■ TASK TO COMPLETE ■
Images appear in the records below; leave them out and repeat everything else exactly.

■ RAW DATA ■

========================================================================

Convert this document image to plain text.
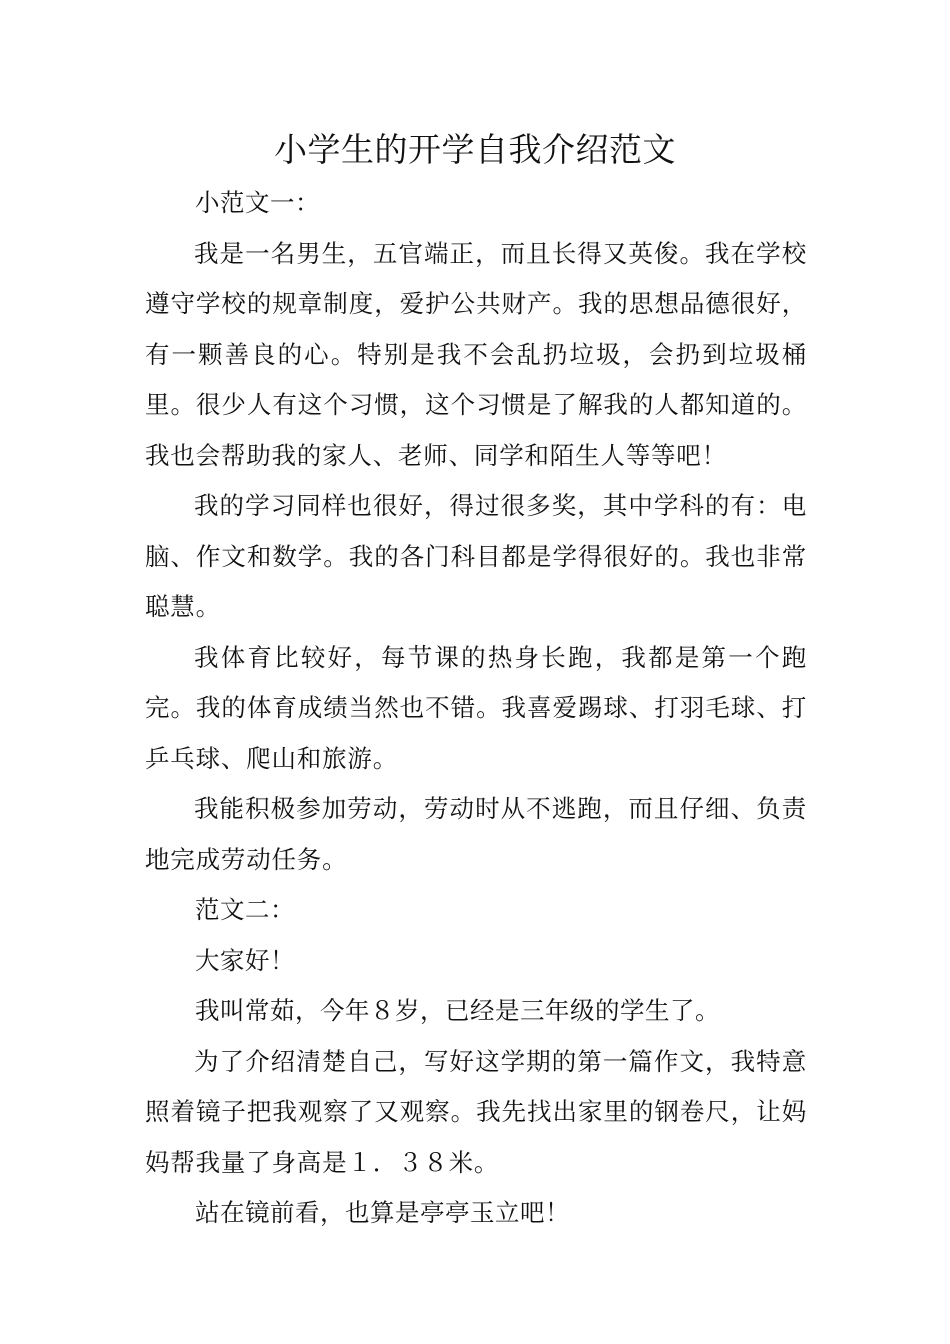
小学生的开学自我介绍范文

小范文一：

我是一名男生，五官端正，而且长得又英俊。我在学校遵守学校的规章制度，爱护公共财产。我的思想品德很好，有一颗善良的心。特别是我不会乱扔垃圾，会扔到垃圾桶里。很少人有这个习惯，这个习惯是了解我的人都知道的。我也会帮助我的家人、老师、同学和陌生人等等吧！

我的学习同样也很好，得过很多奖，其中学科的有：电脑、作文和数学。我的各门科目都是学得很好的。我也非常聪慧。

我体育比较好，每节课的热身长跑，我都是第一个跑完。我的体育成绩当然也不错。我喜爱踢球、打羽毛球、打乒乓球、爬山和旅游。

我能积极参加劳动，劳动时从不逃跑，而且仔细、负责地完成劳动任务。

范文二：

大家好！

我叫常茹，今年８岁，已经是三年级的学生了。

为了介绍清楚自己，写好这学期的第一篇作文，我特意照着镜子把我观察了又观察。我先找出家里的钢卷尺，让妈妈帮我量了身高是１．３８米。

站在镜前看，也算是亭亭玉立吧！
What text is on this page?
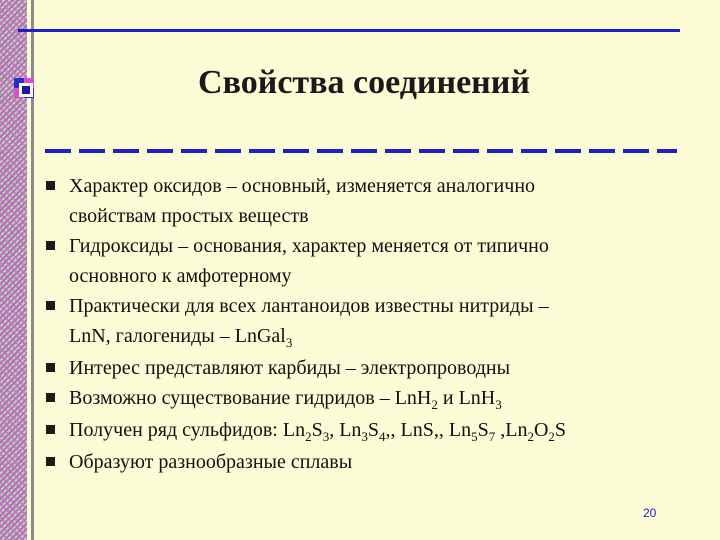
Свойства соединений
Характер оксидов – основный, изменяется аналогично
свойствам простых веществ
Гидроксиды – основания, характер меняется от типично
основного к амфотерному
Практически для всех лантаноидов известны нитриды –
LnN, галогениды – LnGal$_3$
Интерес представляют карбиды – электропроводны
Возможно существование гидридов – LnH$_2$ и LnH$_3$
Получен ряд сульфидов: $Ln_2S_3$, $Ln_3S_4$,, LnS,, $Ln_5S_7$ $,Ln_2O_2S$
Образуют разнообразные сплавы
20
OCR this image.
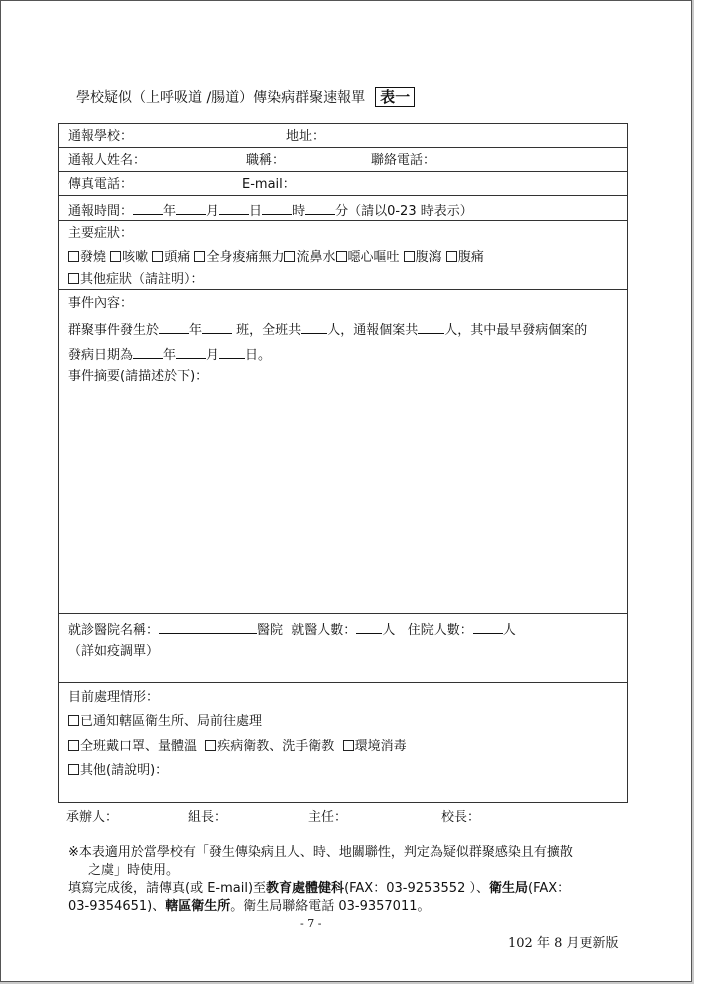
學校疑似（上呼吸道 /腸道）傳染病群聚速報單 表一
通報學校：	地址：
通報人姓名：	職稱：	聯絡電話：
傳真電話：	E-mail：
通報時間： 年 月 日 時 分（請以0-23 時表示）
主要症狀：
發燒 咳嗽 頭痛 全身痠痛無力 流鼻水 噁心嘔吐 腹瀉 腹痛
其他症狀（請註明）：
事件內容：
群聚事件發生於 年	班，全班共 人，通報個案共 人，其中最早發病個案的
發病日期為 年 月 日。
事件摘要(請描述於下)：
就診醫院名稱：	醫院 就醫人數： 人 住院人數： 人
（詳如疫調單）
目前處理情形：
已通知轄區衛生所、局前往處理
全班戴口罩、量體溫 疾病衛教、洗手衛教 環境消毒
其他(請說明)：
承辦人：	組長：	主任：	校長：
※本表適用於當學校有「發生傳染病且人、時、地關聯性，判定為疑似群聚感染且有擴散
之虞」時使用。
填寫完成後，請傳真(或 E-mail)至教育處體健科(FAX：03-9253552 ）、衛生局(FAX：
03-9354651)、轄區衛生所。衛生局聯絡電話 03-9357011。
- 7 -
102 年 8 月更新版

========================================================================

■ RESULT ■
Convert this document image to plain text.
小学生的开学自我介绍范文

小范文一：

我是一名男生，五官端正，而且长得又英俊。我在学校遵守学校的规章制度，爱护公共财产。我的思想品德很好，有一颗善良的心。特别是我不会乱扔垃圾，会扔到垃圾桶里。很少人有这个习惯，这个习惯是了解我的人都知道的。我也会帮助我的家人、老师、同学和陌生人等等吧！

我的学习同样也很好，得过很多奖，其中学科的有：电脑、作文和数学。我的各门科目都是学得很好的。我也非常聪慧。

我体育比较好，每节课的热身长跑，我都是第一个跑完。我的体育成绩当然也不错。我喜爱踢球、打羽毛球、打乒乓球、爬山和旅游。

我能积极参加劳动，劳动时从不逃跑，而且仔细、负责地完成劳动任务。

范文二：

大家好！

我叫常茹，今年８岁，已经是三年级的学生了。

为了介绍清楚自己，写好这学期的第一篇作文，我特意照着镜子把我观察了又观察。我先找出家里的钢卷尺，让妈妈帮我量了身高是１．３８米。

站在镜前看，也算是亭亭玉立吧！
What text is on this page?
Свойства соединений
Характер оксидов – основный, изменяется аналогично
свойствам простых веществ
Гидроксиды – основания, характер меняется от типично
основного к амфотерному
Практически для всех лантаноидов известны нитриды –
LnN, галогениды – LnGal$_3$
Интерес представляют карбиды – электропроводны
Возможно существование гидридов – LnH$_2$ и LnH$_3$
Получен ряд сульфидов: $Ln_2S_3$, $Ln_3S_4$,, LnS,, $Ln_5S_7$ $,Ln_2O_2S$
Образуют разнообразные сплавы
20
OCR this image.
學校疑似（上呼吸道 /腸道）傳染病群聚速報單 表一
通報學校：	地址：
通報人姓名：	職稱：	聯絡電話：
傳真電話：	E-mail：
通報時間： 年 月 日 時 分（請以0-23 時表示）
主要症狀：
發燒 咳嗽 頭痛 全身痠痛無力 流鼻水 噁心嘔吐 腹瀉 腹痛
其他症狀（請註明）：
事件內容：
群聚事件發生於 年	班，全班共 人，通報個案共 人，其中最早發病個案的
發病日期為 年 月 日。
事件摘要(請描述於下)：
就診醫院名稱：	醫院 就醫人數： 人 住院人數： 人
（詳如疫調單）
目前處理情形：
已通知轄區衛生所、局前往處理
全班戴口罩、量體溫 疾病衛教、洗手衛教 環境消毒
其他(請說明)：
承辦人：	組長：	主任：	校長：
※本表適用於當學校有「發生傳染病且人、時、地關聯性，判定為疑似群聚感染且有擴散
之虞」時使用。
填寫完成後，請傳真(或 E-mail)至教育處體健科(FAX：03-9253552 ）、衛生局(FAX：
03-9354651)、轄區衛生所。衛生局聯絡電話 03-9357011。
- 7 -
102 年 8 月更新版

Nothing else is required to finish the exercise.